Goal: Repeat every record below exactly as it appears.

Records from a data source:
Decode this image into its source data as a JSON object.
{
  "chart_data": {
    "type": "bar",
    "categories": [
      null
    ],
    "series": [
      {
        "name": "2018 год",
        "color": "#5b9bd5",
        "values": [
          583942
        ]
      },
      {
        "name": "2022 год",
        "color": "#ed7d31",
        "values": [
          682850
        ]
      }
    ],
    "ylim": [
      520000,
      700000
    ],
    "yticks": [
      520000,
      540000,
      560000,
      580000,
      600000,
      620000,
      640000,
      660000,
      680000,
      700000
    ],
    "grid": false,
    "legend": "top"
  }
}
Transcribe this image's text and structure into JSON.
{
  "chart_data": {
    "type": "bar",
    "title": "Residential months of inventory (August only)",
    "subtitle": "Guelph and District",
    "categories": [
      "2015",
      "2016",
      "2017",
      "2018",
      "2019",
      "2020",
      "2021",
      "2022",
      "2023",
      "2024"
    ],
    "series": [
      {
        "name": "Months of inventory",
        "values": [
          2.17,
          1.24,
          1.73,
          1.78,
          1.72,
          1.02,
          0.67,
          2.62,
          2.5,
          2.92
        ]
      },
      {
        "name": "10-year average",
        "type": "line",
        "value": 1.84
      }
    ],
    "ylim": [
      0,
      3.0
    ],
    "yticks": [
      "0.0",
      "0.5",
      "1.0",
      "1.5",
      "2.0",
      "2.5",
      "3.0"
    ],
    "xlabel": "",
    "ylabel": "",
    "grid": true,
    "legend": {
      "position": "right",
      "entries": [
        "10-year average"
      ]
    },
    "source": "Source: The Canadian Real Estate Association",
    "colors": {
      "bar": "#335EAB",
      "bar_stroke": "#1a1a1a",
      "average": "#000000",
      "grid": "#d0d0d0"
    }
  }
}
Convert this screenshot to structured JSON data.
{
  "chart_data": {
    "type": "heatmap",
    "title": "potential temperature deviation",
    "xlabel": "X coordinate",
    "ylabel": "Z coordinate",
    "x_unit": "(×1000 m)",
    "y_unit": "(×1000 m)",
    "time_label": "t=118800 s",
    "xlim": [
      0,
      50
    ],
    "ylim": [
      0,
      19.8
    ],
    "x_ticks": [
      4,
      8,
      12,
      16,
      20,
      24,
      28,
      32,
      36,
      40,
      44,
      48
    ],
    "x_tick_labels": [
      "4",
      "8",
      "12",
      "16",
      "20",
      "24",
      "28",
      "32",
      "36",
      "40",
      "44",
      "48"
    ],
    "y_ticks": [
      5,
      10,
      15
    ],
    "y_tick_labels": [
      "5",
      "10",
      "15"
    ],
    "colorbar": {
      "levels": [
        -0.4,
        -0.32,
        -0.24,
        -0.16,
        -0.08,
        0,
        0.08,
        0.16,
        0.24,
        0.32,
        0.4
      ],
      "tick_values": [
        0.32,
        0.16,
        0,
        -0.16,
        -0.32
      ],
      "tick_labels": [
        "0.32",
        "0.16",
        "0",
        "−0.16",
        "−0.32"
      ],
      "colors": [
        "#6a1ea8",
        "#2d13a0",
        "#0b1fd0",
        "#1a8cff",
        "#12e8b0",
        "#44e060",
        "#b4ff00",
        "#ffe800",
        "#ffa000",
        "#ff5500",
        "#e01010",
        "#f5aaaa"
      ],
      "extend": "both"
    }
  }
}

Answer to this exercise:
Decode this image into its source data as a JSON object.
{
  "chart_data": {
    "type": "bar",
    "categories": [
      null
    ],
    "series": [
      {
        "name": "2018 год",
        "color": "#5b9bd5",
        "values": [
          583942
        ]
      },
      {
        "name": "2022 год",
        "color": "#ed7d31",
        "values": [
          682850
        ]
      }
    ],
    "ylim": [
      520000,
      700000
    ],
    "yticks": [
      520000,
      540000,
      560000,
      580000,
      600000,
      620000,
      640000,
      660000,
      680000,
      700000
    ],
    "grid": false,
    "legend": "top"
  }
}
Transcribe this image's text and structure into JSON.
{
  "chart_data": {
    "type": "bar",
    "title": "Residential months of inventory (August only)",
    "subtitle": "Guelph and District",
    "categories": [
      "2015",
      "2016",
      "2017",
      "2018",
      "2019",
      "2020",
      "2021",
      "2022",
      "2023",
      "2024"
    ],
    "series": [
      {
        "name": "Months of inventory",
        "values": [
          2.17,
          1.24,
          1.73,
          1.78,
          1.72,
          1.02,
          0.67,
          2.62,
          2.5,
          2.92
        ]
      },
      {
        "name": "10-year average",
        "type": "line",
        "value": 1.84
      }
    ],
    "ylim": [
      0,
      3.0
    ],
    "yticks": [
      "0.0",
      "0.5",
      "1.0",
      "1.5",
      "2.0",
      "2.5",
      "3.0"
    ],
    "xlabel": "",
    "ylabel": "",
    "grid": true,
    "legend": {
      "position": "right",
      "entries": [
        "10-year average"
      ]
    },
    "source": "Source: The Canadian Real Estate Association",
    "colors": {
      "bar": "#335EAB",
      "bar_stroke": "#1a1a1a",
      "average": "#000000",
      "grid": "#d0d0d0"
    }
  }
}
Convert this screenshot to structured JSON data.
{
  "chart_data": {
    "type": "heatmap",
    "title": "potential temperature deviation",
    "xlabel": "X coordinate",
    "ylabel": "Z coordinate",
    "x_unit": "(×1000 m)",
    "y_unit": "(×1000 m)",
    "time_label": "t=118800 s",
    "xlim": [
      0,
      50
    ],
    "ylim": [
      0,
      19.8
    ],
    "x_ticks": [
      4,
      8,
      12,
      16,
      20,
      24,
      28,
      32,
      36,
      40,
      44,
      48
    ],
    "x_tick_labels": [
      "4",
      "8",
      "12",
      "16",
      "20",
      "24",
      "28",
      "32",
      "36",
      "40",
      "44",
      "48"
    ],
    "y_ticks": [
      5,
      10,
      15
    ],
    "y_tick_labels": [
      "5",
      "10",
      "15"
    ],
    "colorbar": {
      "levels": [
        -0.4,
        -0.32,
        -0.24,
        -0.16,
        -0.08,
        0,
        0.08,
        0.16,
        0.24,
        0.32,
        0.4
      ],
      "tick_values": [
        0.32,
        0.16,
        0,
        -0.16,
        -0.32
      ],
      "tick_labels": [
        "0.32",
        "0.16",
        "0",
        "−0.16",
        "−0.32"
      ],
      "colors": [
        "#6a1ea8",
        "#2d13a0",
        "#0b1fd0",
        "#1a8cff",
        "#12e8b0",
        "#44e060",
        "#b4ff00",
        "#ffe800",
        "#ffa000",
        "#ff5500",
        "#e01010",
        "#f5aaaa"
      ],
      "extend": "both"
    }
  }
}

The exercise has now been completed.